### Records provided
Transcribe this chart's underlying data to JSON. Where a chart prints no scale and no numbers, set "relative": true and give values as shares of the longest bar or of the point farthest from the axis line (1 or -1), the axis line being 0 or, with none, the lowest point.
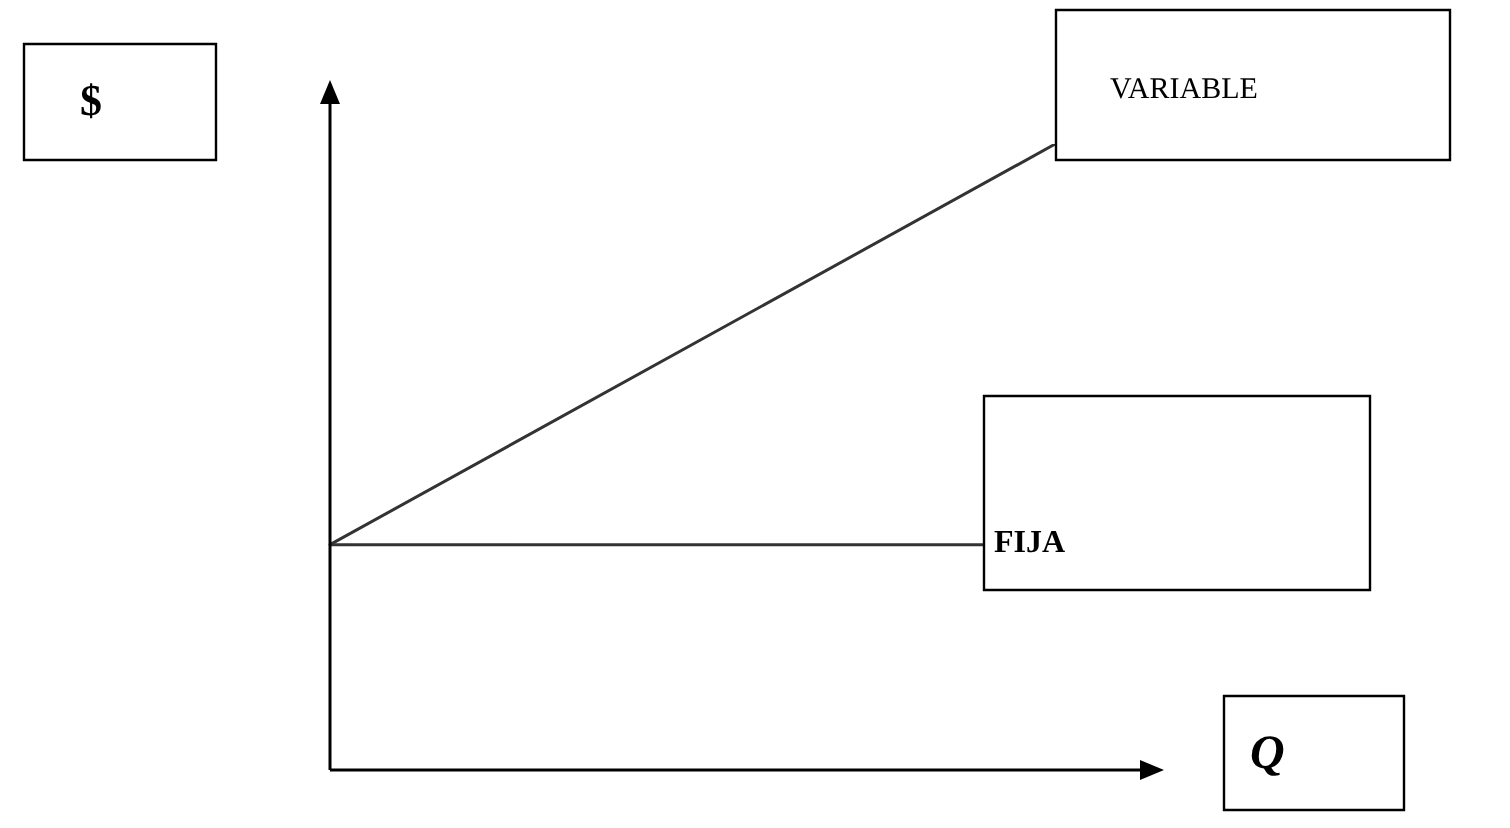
{
  "chart_data": {
    "type": "line",
    "relative": true,
    "xlabel": "Q",
    "annotations": [
      "$"
    ],
    "marker": "none",
    "categories": [
      null,
      null,
      null,
      null,
      null,
      null,
      null,
      null,
      null,
      null,
      null,
      null,
      null,
      null,
      null,
      null,
      null,
      null,
      null,
      null,
      null,
      null,
      null,
      null
    ],
    "series": [
      {
        "name": "VARIABLE",
        "color": "#333333",
        "values": [
          0.36,
          null,
          null,
          null,
          null,
          null,
          null,
          null,
          null,
          null,
          null,
          null,
          null,
          null,
          null,
          null,
          null,
          null,
          null,
          null,
          1,
          null,
          null,
          null
        ]
      },
      {
        "name": "FIJA",
        "color": "#333333",
        "values": [
          0.36,
          null,
          null,
          null,
          null,
          null,
          null,
          null,
          null,
          null,
          null,
          null,
          null,
          null,
          null,
          null,
          null,
          null,
          0.36,
          null,
          null,
          null,
          null,
          null
        ]
      }
    ]
  }
}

### Exercise prompt
Leave out the pictures and copy the rest of the material above exactly.

### Output below
Transcribe this chart's underlying data to JSON. Where a chart prints no scale and no numbers, set "relative": true and give values as shares of the longest bar or of the point farthest from the axis line (1 or -1), the axis line being 0 or, with none, the lowest point.
{
  "chart_data": {
    "type": "line",
    "relative": true,
    "xlabel": "Q",
    "annotations": [
      "$"
    ],
    "marker": "none",
    "categories": [
      null,
      null,
      null,
      null,
      null,
      null,
      null,
      null,
      null,
      null,
      null,
      null,
      null,
      null,
      null,
      null,
      null,
      null,
      null,
      null,
      null,
      null,
      null,
      null
    ],
    "series": [
      {
        "name": "VARIABLE",
        "color": "#333333",
        "values": [
          0.36,
          null,
          null,
          null,
          null,
          null,
          null,
          null,
          null,
          null,
          null,
          null,
          null,
          null,
          null,
          null,
          null,
          null,
          null,
          null,
          1,
          null,
          null,
          null
        ]
      },
      {
        "name": "FIJA",
        "color": "#333333",
        "values": [
          0.36,
          null,
          null,
          null,
          null,
          null,
          null,
          null,
          null,
          null,
          null,
          null,
          null,
          null,
          null,
          null,
          null,
          null,
          0.36,
          null,
          null,
          null,
          null,
          null
        ]
      }
    ]
  }
}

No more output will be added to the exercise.